● **GIVEN RECORDS**
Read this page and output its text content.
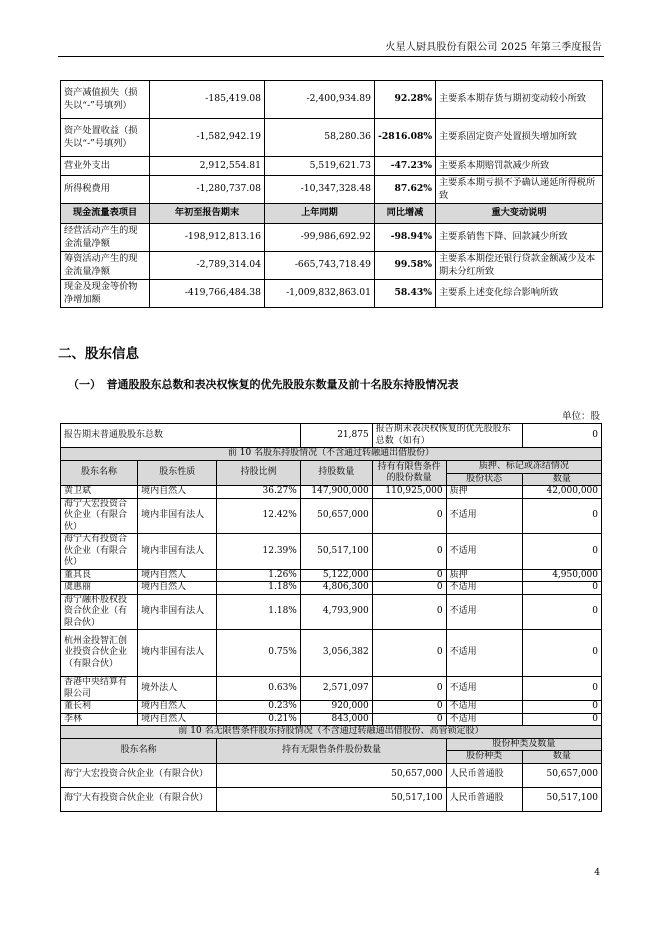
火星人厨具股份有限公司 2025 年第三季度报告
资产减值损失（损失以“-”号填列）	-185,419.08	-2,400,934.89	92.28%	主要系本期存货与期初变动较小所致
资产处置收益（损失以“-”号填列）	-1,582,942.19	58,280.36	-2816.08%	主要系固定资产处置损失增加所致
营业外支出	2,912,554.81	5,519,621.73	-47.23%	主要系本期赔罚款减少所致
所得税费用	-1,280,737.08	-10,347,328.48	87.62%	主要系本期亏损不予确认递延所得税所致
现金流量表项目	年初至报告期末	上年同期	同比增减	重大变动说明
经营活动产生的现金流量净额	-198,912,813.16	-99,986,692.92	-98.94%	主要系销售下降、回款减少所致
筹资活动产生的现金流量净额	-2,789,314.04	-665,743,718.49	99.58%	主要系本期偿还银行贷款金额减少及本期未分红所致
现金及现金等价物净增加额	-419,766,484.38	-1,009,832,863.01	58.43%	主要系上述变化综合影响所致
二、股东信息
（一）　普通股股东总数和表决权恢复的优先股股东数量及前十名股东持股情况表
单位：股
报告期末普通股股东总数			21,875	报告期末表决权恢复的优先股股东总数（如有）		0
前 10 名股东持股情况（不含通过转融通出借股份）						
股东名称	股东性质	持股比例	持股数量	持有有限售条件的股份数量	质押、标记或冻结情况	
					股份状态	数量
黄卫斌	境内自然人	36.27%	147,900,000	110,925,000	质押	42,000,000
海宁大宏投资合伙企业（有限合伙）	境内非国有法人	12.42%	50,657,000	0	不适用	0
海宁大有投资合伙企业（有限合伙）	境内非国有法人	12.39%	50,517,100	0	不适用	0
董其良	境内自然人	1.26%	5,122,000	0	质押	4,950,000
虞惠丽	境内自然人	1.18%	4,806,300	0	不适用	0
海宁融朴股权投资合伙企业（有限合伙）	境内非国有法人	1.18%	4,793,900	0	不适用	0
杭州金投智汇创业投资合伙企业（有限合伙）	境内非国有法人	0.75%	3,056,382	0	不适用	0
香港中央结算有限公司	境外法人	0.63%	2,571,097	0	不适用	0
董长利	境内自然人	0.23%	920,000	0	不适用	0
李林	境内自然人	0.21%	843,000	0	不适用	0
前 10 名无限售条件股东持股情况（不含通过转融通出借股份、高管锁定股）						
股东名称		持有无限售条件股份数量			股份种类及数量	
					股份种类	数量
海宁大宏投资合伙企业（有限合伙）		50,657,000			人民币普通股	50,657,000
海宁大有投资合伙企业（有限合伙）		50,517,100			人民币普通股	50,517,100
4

● **STATED PROBLEM**
Output the full set of records above without changing a word, and drop the images.

● **WRITTEN SOLUTION**
Read this page and output its text content.
火星人厨具股份有限公司 2025 年第三季度报告
资产减值损失（损失以“-”号填列）	-185,419.08	-2,400,934.89	92.28%	主要系本期存货与期初变动较小所致
资产处置收益（损失以“-”号填列）	-1,582,942.19	58,280.36	-2816.08%	主要系固定资产处置损失增加所致
营业外支出	2,912,554.81	5,519,621.73	-47.23%	主要系本期赔罚款减少所致
所得税费用	-1,280,737.08	-10,347,328.48	87.62%	主要系本期亏损不予确认递延所得税所致
现金流量表项目	年初至报告期末	上年同期	同比增减	重大变动说明
经营活动产生的现金流量净额	-198,912,813.16	-99,986,692.92	-98.94%	主要系销售下降、回款减少所致
筹资活动产生的现金流量净额	-2,789,314.04	-665,743,718.49	99.58%	主要系本期偿还银行贷款金额减少及本期未分红所致
现金及现金等价物净增加额	-419,766,484.38	-1,009,832,863.01	58.43%	主要系上述变化综合影响所致
二、股东信息
（一）　普通股股东总数和表决权恢复的优先股股东数量及前十名股东持股情况表
单位：股
报告期末普通股股东总数			21,875	报告期末表决权恢复的优先股股东总数（如有）		0
前 10 名股东持股情况（不含通过转融通出借股份）						
股东名称	股东性质	持股比例	持股数量	持有有限售条件的股份数量	质押、标记或冻结情况	
					股份状态	数量
黄卫斌	境内自然人	36.27%	147,900,000	110,925,000	质押	42,000,000
海宁大宏投资合伙企业（有限合伙）	境内非国有法人	12.42%	50,657,000	0	不适用	0
海宁大有投资合伙企业（有限合伙）	境内非国有法人	12.39%	50,517,100	0	不适用	0
董其良	境内自然人	1.26%	5,122,000	0	质押	4,950,000
虞惠丽	境内自然人	1.18%	4,806,300	0	不适用	0
海宁融朴股权投资合伙企业（有限合伙）	境内非国有法人	1.18%	4,793,900	0	不适用	0
杭州金投智汇创业投资合伙企业（有限合伙）	境内非国有法人	0.75%	3,056,382	0	不适用	0
香港中央结算有限公司	境外法人	0.63%	2,571,097	0	不适用	0
董长利	境内自然人	0.23%	920,000	0	不适用	0
李林	境内自然人	0.21%	843,000	0	不适用	0
前 10 名无限售条件股东持股情况（不含通过转融通出借股份、高管锁定股）						
股东名称		持有无限售条件股份数量			股份种类及数量	
					股份种类	数量
海宁大宏投资合伙企业（有限合伙）		50,657,000			人民币普通股	50,657,000
海宁大有投资合伙企业（有限合伙）		50,517,100			人民币普通股	50,517,100
4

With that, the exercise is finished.